INSTRUCTION: Every record should be written out exactly, with the pictures left out.

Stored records
◆ ◆ ◆ ◆ ◆ ◆ ◆
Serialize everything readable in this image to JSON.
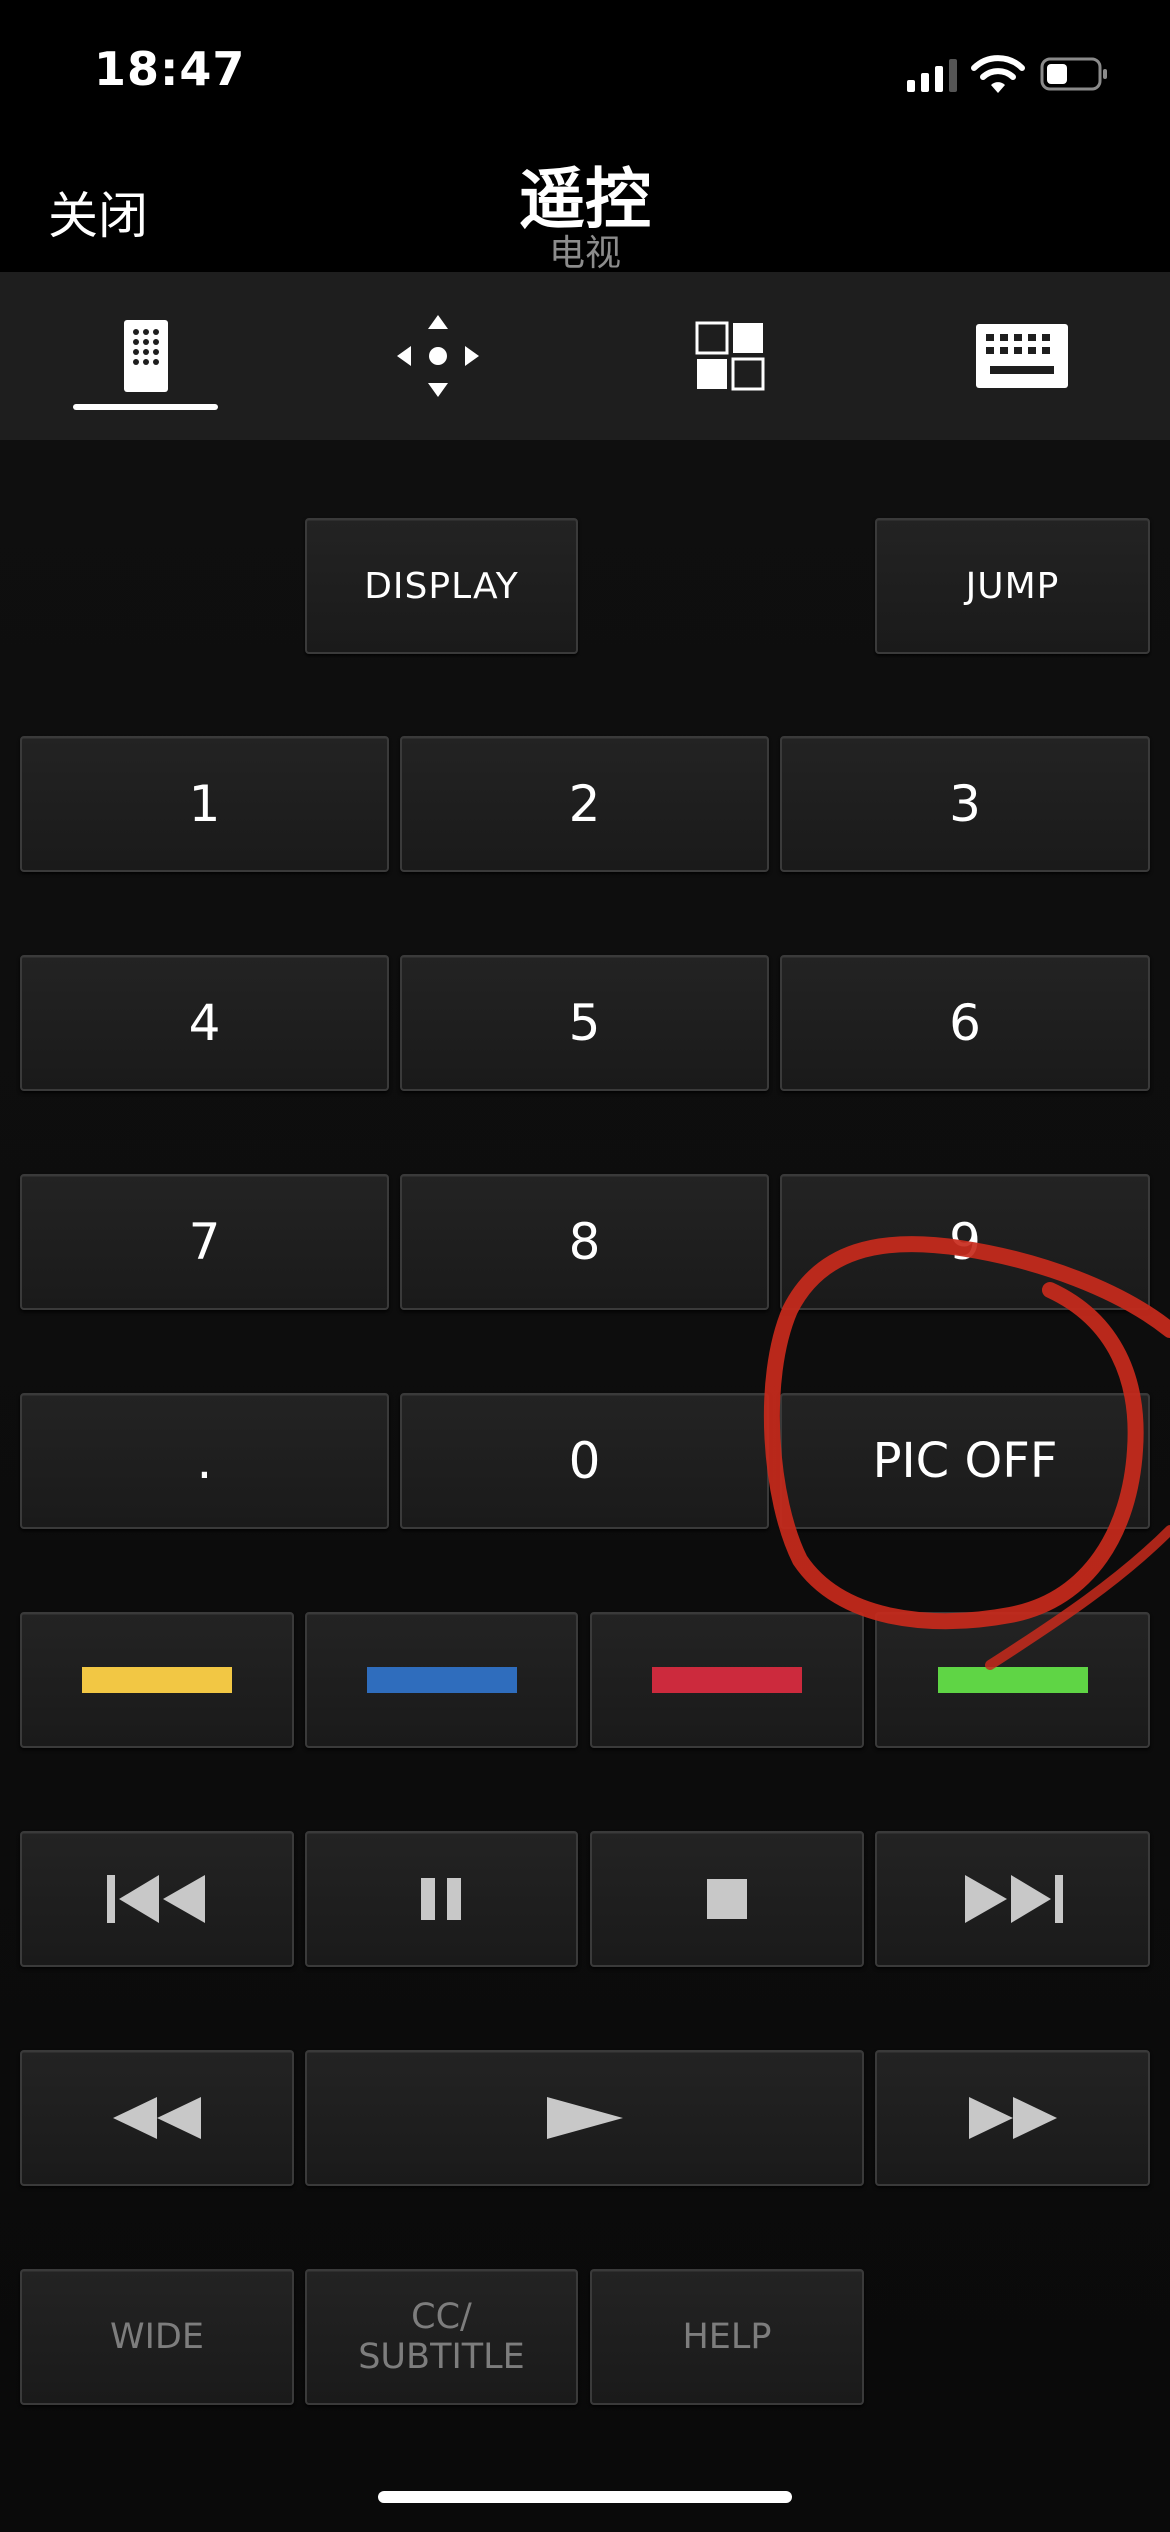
{
  "status_bar": {
    "time": "18:47"
  },
  "nav": {
    "close_label": "关闭",
    "title": "遥控",
    "subtitle": "电视"
  },
  "tabs": [
    {
      "icon": "remote-icon",
      "selected": true
    },
    {
      "icon": "dpad-icon",
      "selected": false
    },
    {
      "icon": "grid-icon",
      "selected": false
    },
    {
      "icon": "keyboard-icon",
      "selected": false
    }
  ],
  "buttons": {
    "display": "DISPLAY",
    "jump": "JUMP",
    "numbers": [
      "1",
      "2",
      "3",
      "4",
      "5",
      "6",
      "7",
      "8",
      "9"
    ],
    "dot": ".",
    "zero": "0",
    "pic_off": "PIC OFF",
    "wide": "WIDE",
    "cc_line1": "CC/",
    "cc_line2": "SUBTITLE",
    "help": "HELP"
  },
  "color_keys": [
    "#f2c744",
    "#2f6dbd",
    "#cc2a3d",
    "#5fd545"
  ],
  "transport_icons": [
    "skip-back-icon",
    "pause-icon",
    "stop-icon",
    "skip-forward-icon",
    "rewind-icon",
    "play-icon",
    "fast-forward-icon"
  ],
  "annotation_color": "#c82a1c"
}
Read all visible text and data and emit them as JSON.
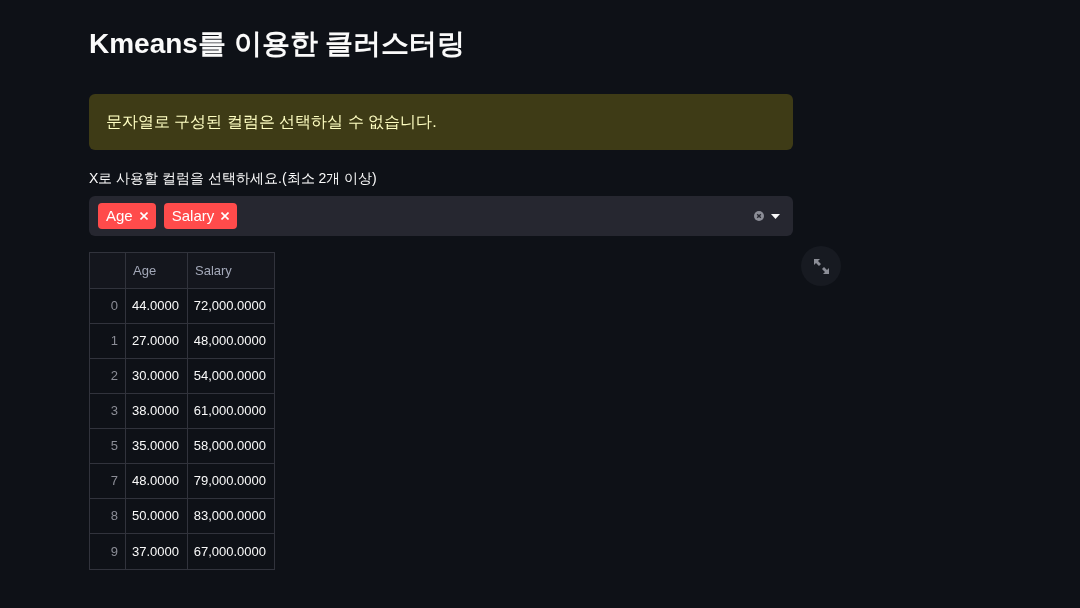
◆ ◆ ◆ ◆ ◆ ◆ ◆
SOLUTION TO THIS PROBLEM:
Serialize everything readable in this image to JSON.
{
  "status_bar": {
    "time": "18:47"
  },
  "nav": {
    "close_label": "关闭",
    "title": "遥控",
    "subtitle": "电视"
  },
  "tabs": [
    {
      "icon": "remote-icon",
      "selected": true
    },
    {
      "icon": "dpad-icon",
      "selected": false
    },
    {
      "icon": "grid-icon",
      "selected": false
    },
    {
      "icon": "keyboard-icon",
      "selected": false
    }
  ],
  "buttons": {
    "display": "DISPLAY",
    "jump": "JUMP",
    "numbers": [
      "1",
      "2",
      "3",
      "4",
      "5",
      "6",
      "7",
      "8",
      "9"
    ],
    "dot": ".",
    "zero": "0",
    "pic_off": "PIC OFF",
    "wide": "WIDE",
    "cc_line1": "CC/",
    "cc_line2": "SUBTITLE",
    "help": "HELP"
  },
  "color_keys": [
    "#f2c744",
    "#2f6dbd",
    "#cc2a3d",
    "#5fd545"
  ],
  "transport_icons": [
    "skip-back-icon",
    "pause-icon",
    "stop-icon",
    "skip-forward-icon",
    "rewind-icon",
    "play-icon",
    "fast-forward-icon"
  ],
  "annotation_color": "#c82a1c"
}
Read all visible text and data and emit them as JSON.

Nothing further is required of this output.